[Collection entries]
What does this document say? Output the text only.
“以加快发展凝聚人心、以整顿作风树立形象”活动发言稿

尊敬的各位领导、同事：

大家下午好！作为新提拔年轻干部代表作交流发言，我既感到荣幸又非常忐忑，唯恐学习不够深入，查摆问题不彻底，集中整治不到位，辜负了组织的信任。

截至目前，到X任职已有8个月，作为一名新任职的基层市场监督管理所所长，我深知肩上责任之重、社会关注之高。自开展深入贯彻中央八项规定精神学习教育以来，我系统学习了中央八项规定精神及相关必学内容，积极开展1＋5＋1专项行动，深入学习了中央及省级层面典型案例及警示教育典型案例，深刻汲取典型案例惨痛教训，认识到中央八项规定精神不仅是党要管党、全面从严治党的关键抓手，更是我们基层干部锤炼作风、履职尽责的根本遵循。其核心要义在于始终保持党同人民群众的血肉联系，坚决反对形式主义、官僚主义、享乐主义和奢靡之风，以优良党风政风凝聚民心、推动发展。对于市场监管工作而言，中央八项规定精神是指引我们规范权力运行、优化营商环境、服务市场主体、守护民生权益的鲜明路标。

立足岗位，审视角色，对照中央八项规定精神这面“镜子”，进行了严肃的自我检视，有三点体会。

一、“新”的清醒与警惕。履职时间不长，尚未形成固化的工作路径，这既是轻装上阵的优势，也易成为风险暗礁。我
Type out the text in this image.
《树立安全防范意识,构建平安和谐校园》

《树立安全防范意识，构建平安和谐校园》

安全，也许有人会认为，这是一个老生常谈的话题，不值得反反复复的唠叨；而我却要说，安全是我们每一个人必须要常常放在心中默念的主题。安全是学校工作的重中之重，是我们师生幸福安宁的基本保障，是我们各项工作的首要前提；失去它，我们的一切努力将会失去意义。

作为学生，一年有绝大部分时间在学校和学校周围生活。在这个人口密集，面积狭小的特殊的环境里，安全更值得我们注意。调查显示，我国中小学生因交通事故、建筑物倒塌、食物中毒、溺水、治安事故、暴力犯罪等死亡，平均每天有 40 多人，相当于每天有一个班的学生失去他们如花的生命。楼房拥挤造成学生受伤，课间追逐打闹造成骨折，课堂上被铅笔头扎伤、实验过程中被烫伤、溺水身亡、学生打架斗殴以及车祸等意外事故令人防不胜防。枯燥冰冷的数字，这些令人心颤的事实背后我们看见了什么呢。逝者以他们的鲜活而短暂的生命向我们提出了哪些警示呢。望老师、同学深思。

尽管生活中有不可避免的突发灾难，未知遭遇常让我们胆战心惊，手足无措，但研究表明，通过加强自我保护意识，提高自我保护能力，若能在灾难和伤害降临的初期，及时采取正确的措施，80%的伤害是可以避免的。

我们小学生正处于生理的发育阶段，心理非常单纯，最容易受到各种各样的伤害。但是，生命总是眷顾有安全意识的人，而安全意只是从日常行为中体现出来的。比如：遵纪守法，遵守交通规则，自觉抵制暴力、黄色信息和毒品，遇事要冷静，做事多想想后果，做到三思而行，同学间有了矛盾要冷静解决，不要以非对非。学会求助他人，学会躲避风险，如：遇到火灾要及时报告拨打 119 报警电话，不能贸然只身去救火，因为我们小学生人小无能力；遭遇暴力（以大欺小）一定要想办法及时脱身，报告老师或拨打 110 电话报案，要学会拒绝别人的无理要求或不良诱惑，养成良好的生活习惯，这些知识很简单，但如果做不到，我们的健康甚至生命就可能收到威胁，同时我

Your goal | Transcribe the material exactly as it reads.

Result |
What does this document say? Output the text only.
“以加快发展凝聚人心、以整顿作风树立形象”活动发言稿

尊敬的各位领导、同事：

大家下午好！作为新提拔年轻干部代表作交流发言，我既感到荣幸又非常忐忑，唯恐学习不够深入，查摆问题不彻底，集中整治不到位，辜负了组织的信任。

截至目前，到X任职已有8个月，作为一名新任职的基层市场监督管理所所长，我深知肩上责任之重、社会关注之高。自开展深入贯彻中央八项规定精神学习教育以来，我系统学习了中央八项规定精神及相关必学内容，积极开展1＋5＋1专项行动，深入学习了中央及省级层面典型案例及警示教育典型案例，深刻汲取典型案例惨痛教训，认识到中央八项规定精神不仅是党要管党、全面从严治党的关键抓手，更是我们基层干部锤炼作风、履职尽责的根本遵循。其核心要义在于始终保持党同人民群众的血肉联系，坚决反对形式主义、官僚主义、享乐主义和奢靡之风，以优良党风政风凝聚民心、推动发展。对于市场监管工作而言，中央八项规定精神是指引我们规范权力运行、优化营商环境、服务市场主体、守护民生权益的鲜明路标。

立足岗位，审视角色，对照中央八项规定精神这面“镜子”，进行了严肃的自我检视，有三点体会。

一、“新”的清醒与警惕。履职时间不长，尚未形成固化的工作路径，这既是轻装上阵的优势，也易成为风险暗礁。我
Type out the text in this image.
《树立安全防范意识,构建平安和谐校园》

《树立安全防范意识，构建平安和谐校园》

安全，也许有人会认为，这是一个老生常谈的话题，不值得反反复复的唠叨；而我却要说，安全是我们每一个人必须要常常放在心中默念的主题。安全是学校工作的重中之重，是我们师生幸福安宁的基本保障，是我们各项工作的首要前提；失去它，我们的一切努力将会失去意义。

作为学生，一年有绝大部分时间在学校和学校周围生活。在这个人口密集，面积狭小的特殊的环境里，安全更值得我们注意。调查显示，我国中小学生因交通事故、建筑物倒塌、食物中毒、溺水、治安事故、暴力犯罪等死亡，平均每天有 40 多人，相当于每天有一个班的学生失去他们如花的生命。楼房拥挤造成学生受伤，课间追逐打闹造成骨折，课堂上被铅笔头扎伤、实验过程中被烫伤、溺水身亡、学生打架斗殴以及车祸等意外事故令人防不胜防。枯燥冰冷的数字，这些令人心颤的事实背后我们看见了什么呢。逝者以他们的鲜活而短暂的生命向我们提出了哪些警示呢。望老师、同学深思。

尽管生活中有不可避免的突发灾难，未知遭遇常让我们胆战心惊，手足无措，但研究表明，通过加强自我保护意识，提高自我保护能力，若能在灾难和伤害降临的初期，及时采取正确的措施，80%的伤害是可以避免的。

我们小学生正处于生理的发育阶段，心理非常单纯，最容易受到各种各样的伤害。但是，生命总是眷顾有安全意识的人，而安全意只是从日常行为中体现出来的。比如：遵纪守法，遵守交通规则，自觉抵制暴力、黄色信息和毒品，遇事要冷静，做事多想想后果，做到三思而行，同学间有了矛盾要冷静解决，不要以非对非。学会求助他人，学会躲避风险，如：遇到火灾要及时报告拨打 119 报警电话，不能贸然只身去救火，因为我们小学生人小无能力；遭遇暴力（以大欺小）一定要想办法及时脱身，报告老师或拨打 110 电话报案，要学会拒绝别人的无理要求或不良诱惑，养成良好的生活习惯，这些知识很简单，但如果做不到，我们的健康甚至生命就可能收到威胁，同时我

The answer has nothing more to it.